ENTRIES SUPPLIED:
:::
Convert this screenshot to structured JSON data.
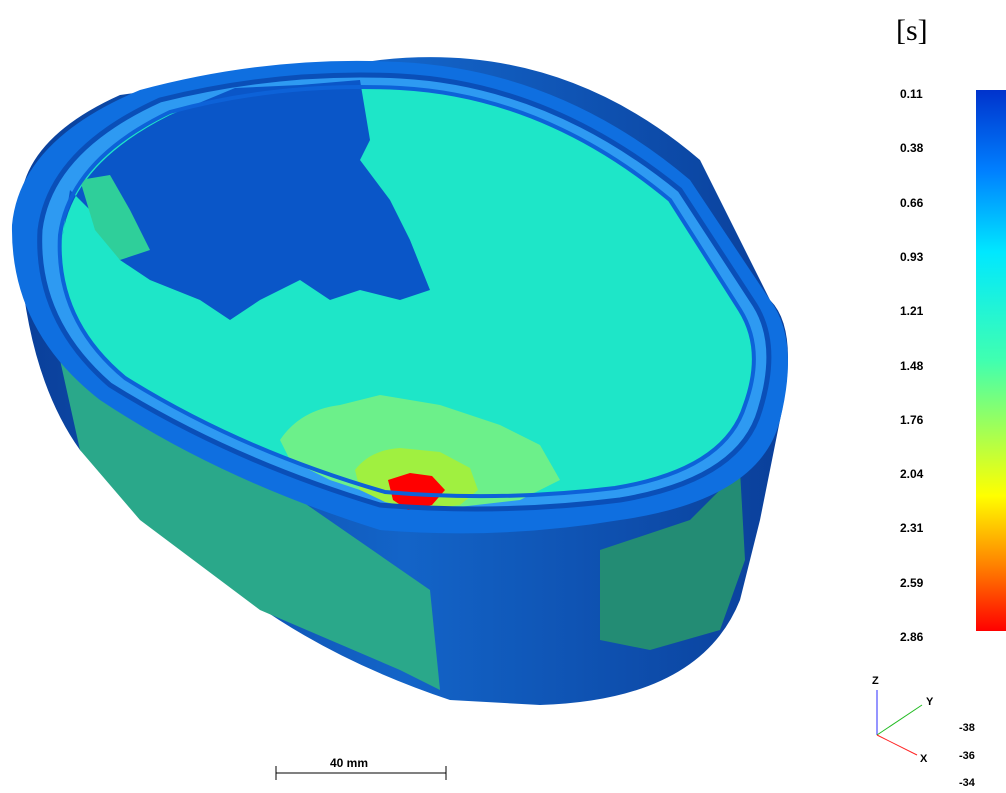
{
  "legend": {
    "unit": "[s]",
    "labels": [
      "0.11",
      "0.38",
      "0.66",
      "0.93",
      "1.21",
      "1.48",
      "1.76",
      "2.04",
      "2.31",
      "2.59",
      "2.86"
    ],
    "colors": [
      "#0033cc",
      "#0080ff",
      "#00e8ff",
      "#40ffb0",
      "#ffff00",
      "#ff8000",
      "#ff0000"
    ]
  },
  "scale_bar": {
    "label": "40 mm"
  },
  "axes": {
    "z": "Z",
    "y": "Y",
    "x": "X"
  },
  "coords": [
    "-38",
    "-36",
    "-34"
  ],
  "model": {
    "colors": {
      "dark_blue": "#0a56c8",
      "blue": "#1277e8",
      "cyan": "#1ee6c8",
      "green_cyan": "#2fcf9a",
      "teal_side": "#2aa88a",
      "yellow_green": "#a0f040",
      "red": "#ff0000"
    }
  }
}
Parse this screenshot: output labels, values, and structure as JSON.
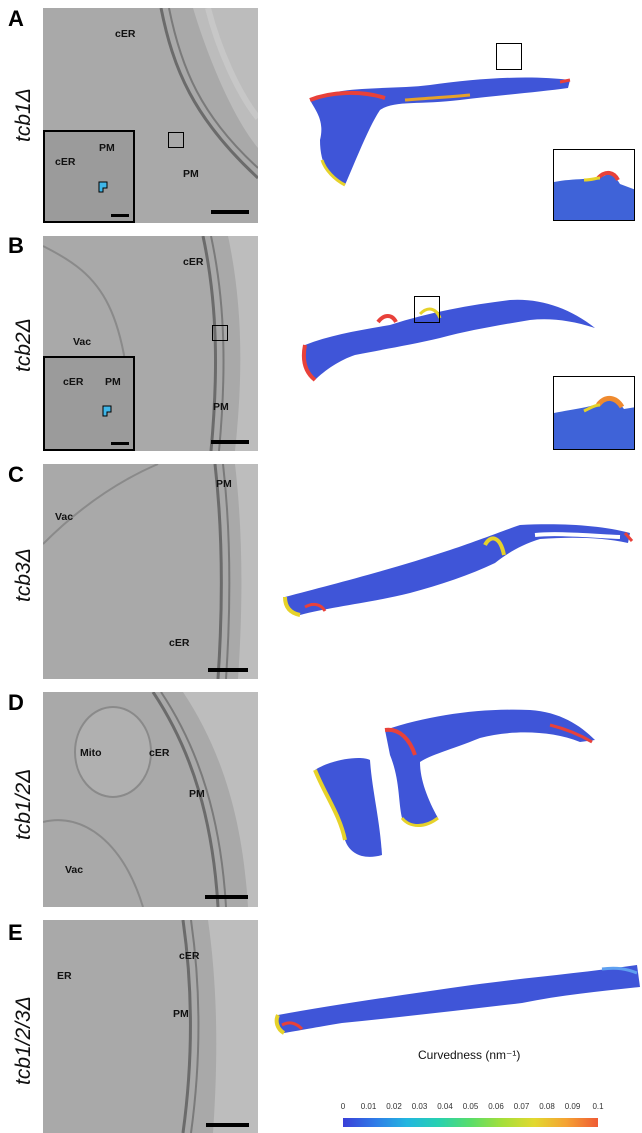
{
  "panels": [
    {
      "letter": "A",
      "genotype": "tcb1Δ",
      "labels": [
        "cER",
        "PM"
      ],
      "inset_labels": [
        "cER",
        "PM"
      ]
    },
    {
      "letter": "B",
      "genotype": "tcb2Δ",
      "labels": [
        "cER",
        "Vac",
        "PM"
      ],
      "inset_labels": [
        "cER",
        "PM"
      ]
    },
    {
      "letter": "C",
      "genotype": "tcb3Δ",
      "labels": [
        "PM",
        "Vac",
        "cER"
      ]
    },
    {
      "letter": "D",
      "genotype": "tcb1/2Δ",
      "labels": [
        "Mito",
        "cER",
        "PM",
        "Vac"
      ]
    },
    {
      "letter": "E",
      "genotype": "tcb1/2/3Δ",
      "labels": [
        "ER",
        "cER",
        "PM"
      ]
    }
  ],
  "colorbar": {
    "title": "Curvedness (nm⁻¹)",
    "ticks": [
      "0",
      "0.01",
      "0.02",
      "0.03",
      "0.04",
      "0.05",
      "0.06",
      "0.07",
      "0.08",
      "0.09",
      "0.1"
    ],
    "colors": [
      "#3a3fd8",
      "#2f7be8",
      "#22b6e0",
      "#27d1b0",
      "#58dd6a",
      "#a5df3a",
      "#e2d92f",
      "#f5a233",
      "#ef5b34"
    ]
  },
  "colors": {
    "surface": "#3f55d8",
    "edge_high": "#e8413a",
    "edge_mid": "#e6d22a"
  }
}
:::
WHAT TO WORK ON:
Pick out, from the lines above, every one that contains the string "letter".

CORRECT RESULT:
      "letter": "A",
      "letter": "B",
      "letter": "C",
      "letter": "D",
      "letter": "E",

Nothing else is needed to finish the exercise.